(Records to process)
-*-*-

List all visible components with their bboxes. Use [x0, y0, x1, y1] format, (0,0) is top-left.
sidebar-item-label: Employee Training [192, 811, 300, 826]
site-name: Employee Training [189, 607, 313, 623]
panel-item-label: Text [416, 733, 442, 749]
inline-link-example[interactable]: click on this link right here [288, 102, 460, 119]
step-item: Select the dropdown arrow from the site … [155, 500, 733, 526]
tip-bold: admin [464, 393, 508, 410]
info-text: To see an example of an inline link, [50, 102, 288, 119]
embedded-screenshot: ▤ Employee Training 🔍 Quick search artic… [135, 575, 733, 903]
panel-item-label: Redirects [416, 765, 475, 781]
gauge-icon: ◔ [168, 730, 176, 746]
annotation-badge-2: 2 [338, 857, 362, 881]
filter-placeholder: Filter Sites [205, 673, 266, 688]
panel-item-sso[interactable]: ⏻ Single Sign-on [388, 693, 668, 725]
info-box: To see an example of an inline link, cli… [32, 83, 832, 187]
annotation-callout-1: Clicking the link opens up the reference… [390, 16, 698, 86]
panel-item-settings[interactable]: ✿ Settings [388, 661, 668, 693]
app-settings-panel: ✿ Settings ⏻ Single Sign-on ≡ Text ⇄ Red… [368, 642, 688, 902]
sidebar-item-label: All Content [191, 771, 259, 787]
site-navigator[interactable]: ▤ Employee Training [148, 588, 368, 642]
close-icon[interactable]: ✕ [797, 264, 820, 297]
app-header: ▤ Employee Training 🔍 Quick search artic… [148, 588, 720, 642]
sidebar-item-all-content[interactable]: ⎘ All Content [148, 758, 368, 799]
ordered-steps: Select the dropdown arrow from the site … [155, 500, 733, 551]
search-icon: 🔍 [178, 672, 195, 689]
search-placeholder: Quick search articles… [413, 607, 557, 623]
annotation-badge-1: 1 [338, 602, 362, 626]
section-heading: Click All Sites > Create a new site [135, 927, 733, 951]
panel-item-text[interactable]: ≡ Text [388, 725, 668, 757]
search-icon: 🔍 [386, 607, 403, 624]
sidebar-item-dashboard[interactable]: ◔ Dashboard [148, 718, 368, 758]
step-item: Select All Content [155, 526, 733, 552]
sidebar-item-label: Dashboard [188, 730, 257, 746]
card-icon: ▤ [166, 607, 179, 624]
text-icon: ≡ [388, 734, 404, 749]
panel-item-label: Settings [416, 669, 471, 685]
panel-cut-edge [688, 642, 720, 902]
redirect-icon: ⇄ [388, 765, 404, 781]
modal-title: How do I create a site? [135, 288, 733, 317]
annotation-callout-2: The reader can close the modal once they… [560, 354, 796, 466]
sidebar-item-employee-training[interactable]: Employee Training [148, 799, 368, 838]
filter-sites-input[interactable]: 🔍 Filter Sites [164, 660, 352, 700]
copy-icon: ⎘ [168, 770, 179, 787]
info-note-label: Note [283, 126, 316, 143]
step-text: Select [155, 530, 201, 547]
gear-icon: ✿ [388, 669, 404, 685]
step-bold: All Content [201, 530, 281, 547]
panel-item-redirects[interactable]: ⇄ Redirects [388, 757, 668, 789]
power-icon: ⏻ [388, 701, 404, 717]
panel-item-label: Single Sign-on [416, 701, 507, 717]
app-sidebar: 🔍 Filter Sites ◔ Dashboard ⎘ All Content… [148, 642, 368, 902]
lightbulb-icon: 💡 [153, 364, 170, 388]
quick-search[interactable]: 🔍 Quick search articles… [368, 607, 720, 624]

-*-*-

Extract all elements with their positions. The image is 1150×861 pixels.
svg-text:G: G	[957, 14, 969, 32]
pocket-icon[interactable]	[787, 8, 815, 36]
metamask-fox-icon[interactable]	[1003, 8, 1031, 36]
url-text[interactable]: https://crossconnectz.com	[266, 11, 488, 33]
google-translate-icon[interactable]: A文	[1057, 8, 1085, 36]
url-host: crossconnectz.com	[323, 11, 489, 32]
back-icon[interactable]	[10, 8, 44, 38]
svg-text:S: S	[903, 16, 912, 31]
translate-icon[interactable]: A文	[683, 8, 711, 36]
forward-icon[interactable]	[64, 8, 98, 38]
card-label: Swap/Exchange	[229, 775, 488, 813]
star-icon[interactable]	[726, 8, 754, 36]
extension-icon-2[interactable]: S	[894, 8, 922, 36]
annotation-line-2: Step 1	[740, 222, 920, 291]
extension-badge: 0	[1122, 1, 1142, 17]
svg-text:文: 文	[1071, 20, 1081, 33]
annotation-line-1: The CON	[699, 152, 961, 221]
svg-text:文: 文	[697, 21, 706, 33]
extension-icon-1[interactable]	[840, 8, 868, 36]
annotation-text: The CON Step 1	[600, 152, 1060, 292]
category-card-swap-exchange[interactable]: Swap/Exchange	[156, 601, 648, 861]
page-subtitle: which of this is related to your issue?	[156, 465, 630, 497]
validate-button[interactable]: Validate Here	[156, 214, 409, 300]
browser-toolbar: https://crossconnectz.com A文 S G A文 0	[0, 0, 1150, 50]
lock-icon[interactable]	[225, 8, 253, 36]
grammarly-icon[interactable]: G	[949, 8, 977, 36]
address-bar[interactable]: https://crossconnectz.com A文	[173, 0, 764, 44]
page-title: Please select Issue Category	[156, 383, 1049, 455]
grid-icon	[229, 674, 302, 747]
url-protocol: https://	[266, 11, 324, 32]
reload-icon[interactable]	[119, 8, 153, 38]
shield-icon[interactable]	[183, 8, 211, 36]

-*-*-

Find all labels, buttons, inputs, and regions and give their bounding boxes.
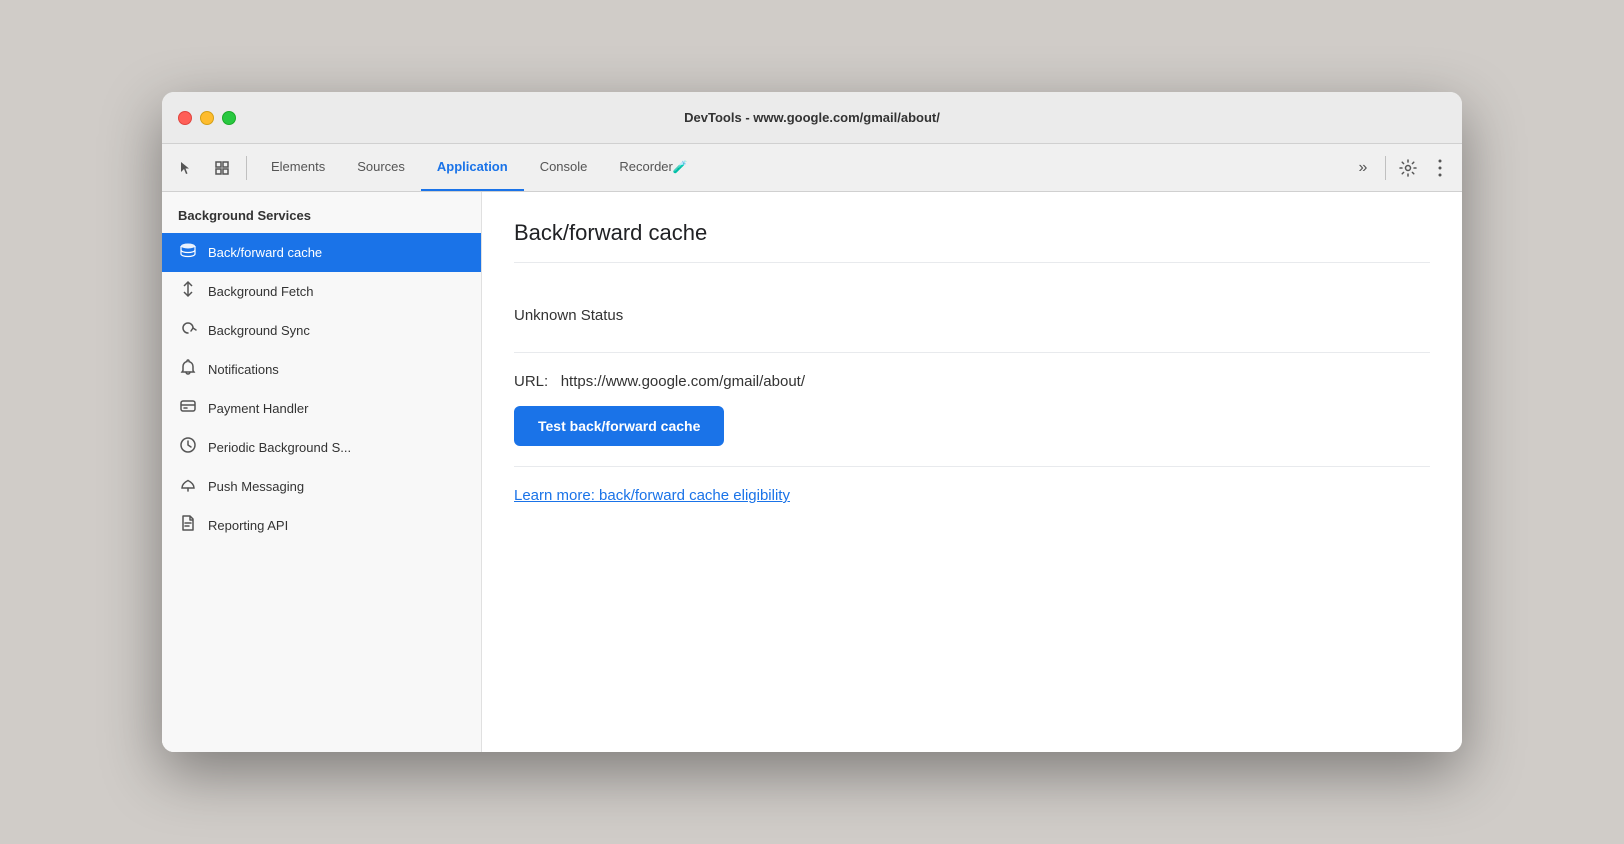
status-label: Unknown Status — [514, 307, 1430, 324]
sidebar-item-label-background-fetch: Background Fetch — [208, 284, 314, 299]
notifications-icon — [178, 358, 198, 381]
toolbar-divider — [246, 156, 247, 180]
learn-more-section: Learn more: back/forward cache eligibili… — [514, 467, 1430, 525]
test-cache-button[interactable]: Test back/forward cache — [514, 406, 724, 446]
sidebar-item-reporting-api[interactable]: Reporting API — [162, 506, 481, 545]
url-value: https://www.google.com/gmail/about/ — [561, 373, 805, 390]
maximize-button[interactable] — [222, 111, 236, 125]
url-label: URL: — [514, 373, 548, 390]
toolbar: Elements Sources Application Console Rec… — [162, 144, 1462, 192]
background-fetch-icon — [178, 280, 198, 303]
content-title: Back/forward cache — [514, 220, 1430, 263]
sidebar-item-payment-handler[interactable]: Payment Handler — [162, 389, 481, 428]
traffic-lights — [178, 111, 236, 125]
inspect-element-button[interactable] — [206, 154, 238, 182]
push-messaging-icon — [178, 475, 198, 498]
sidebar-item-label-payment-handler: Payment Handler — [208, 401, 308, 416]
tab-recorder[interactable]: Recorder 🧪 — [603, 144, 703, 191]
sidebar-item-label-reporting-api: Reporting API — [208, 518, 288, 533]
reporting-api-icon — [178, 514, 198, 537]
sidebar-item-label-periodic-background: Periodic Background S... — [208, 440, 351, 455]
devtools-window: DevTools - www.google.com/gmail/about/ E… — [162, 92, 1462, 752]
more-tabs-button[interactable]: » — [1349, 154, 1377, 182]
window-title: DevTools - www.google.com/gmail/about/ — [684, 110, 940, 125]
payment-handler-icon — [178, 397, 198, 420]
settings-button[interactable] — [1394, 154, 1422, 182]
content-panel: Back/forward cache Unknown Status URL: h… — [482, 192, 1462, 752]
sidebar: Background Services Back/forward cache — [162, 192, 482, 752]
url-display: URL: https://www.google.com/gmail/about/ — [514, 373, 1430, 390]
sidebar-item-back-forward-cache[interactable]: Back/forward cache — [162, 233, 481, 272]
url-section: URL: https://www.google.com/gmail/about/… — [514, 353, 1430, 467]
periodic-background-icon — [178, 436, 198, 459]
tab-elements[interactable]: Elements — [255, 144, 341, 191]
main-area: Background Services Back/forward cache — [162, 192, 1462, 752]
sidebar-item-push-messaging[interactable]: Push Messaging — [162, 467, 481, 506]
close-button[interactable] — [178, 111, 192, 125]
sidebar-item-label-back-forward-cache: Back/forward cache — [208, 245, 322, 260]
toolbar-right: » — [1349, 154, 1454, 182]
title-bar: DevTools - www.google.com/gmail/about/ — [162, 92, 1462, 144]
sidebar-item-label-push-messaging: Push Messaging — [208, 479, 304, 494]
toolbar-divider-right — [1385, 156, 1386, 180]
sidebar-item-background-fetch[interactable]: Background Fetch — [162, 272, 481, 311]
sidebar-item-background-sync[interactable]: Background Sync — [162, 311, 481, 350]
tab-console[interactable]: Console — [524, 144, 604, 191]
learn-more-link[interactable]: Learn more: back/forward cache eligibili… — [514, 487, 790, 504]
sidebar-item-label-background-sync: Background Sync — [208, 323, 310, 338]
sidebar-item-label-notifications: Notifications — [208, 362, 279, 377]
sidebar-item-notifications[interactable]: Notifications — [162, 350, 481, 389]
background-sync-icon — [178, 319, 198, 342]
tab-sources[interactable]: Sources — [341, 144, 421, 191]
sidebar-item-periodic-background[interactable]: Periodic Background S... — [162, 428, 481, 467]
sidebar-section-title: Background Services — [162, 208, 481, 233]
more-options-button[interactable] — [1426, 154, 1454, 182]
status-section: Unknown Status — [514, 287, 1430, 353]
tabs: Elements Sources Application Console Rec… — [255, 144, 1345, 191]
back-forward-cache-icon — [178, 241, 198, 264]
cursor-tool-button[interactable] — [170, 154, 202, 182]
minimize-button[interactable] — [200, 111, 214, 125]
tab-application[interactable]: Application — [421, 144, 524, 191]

-*-*-

(Task instructions) Reproduce every line of the listing verbatim, from the line containing "List all visible" down to the line containing "filter-placeholder: Filter Sites", including both of those lines.

(Exercise output)
List all visible components with their bboxes. Use [x0, y0, x1, y1] format, (0,0) is top-left.
sidebar-item-label: Employee Training [192, 811, 300, 826]
site-name: Employee Training [189, 607, 313, 623]
panel-item-label: Text [416, 733, 442, 749]
inline-link-example[interactable]: click on this link right here [288, 102, 460, 119]
step-item: Select the dropdown arrow from the site … [155, 500, 733, 526]
tip-bold: admin [464, 393, 508, 410]
info-text: To see an example of an inline link, [50, 102, 288, 119]
embedded-screenshot: ▤ Employee Training 🔍 Quick search artic… [135, 575, 733, 903]
panel-item-label: Redirects [416, 765, 475, 781]
gauge-icon: ◔ [168, 730, 176, 746]
annotation-badge-2: 2 [338, 857, 362, 881]
filter-placeholder: Filter Sites [205, 673, 266, 688]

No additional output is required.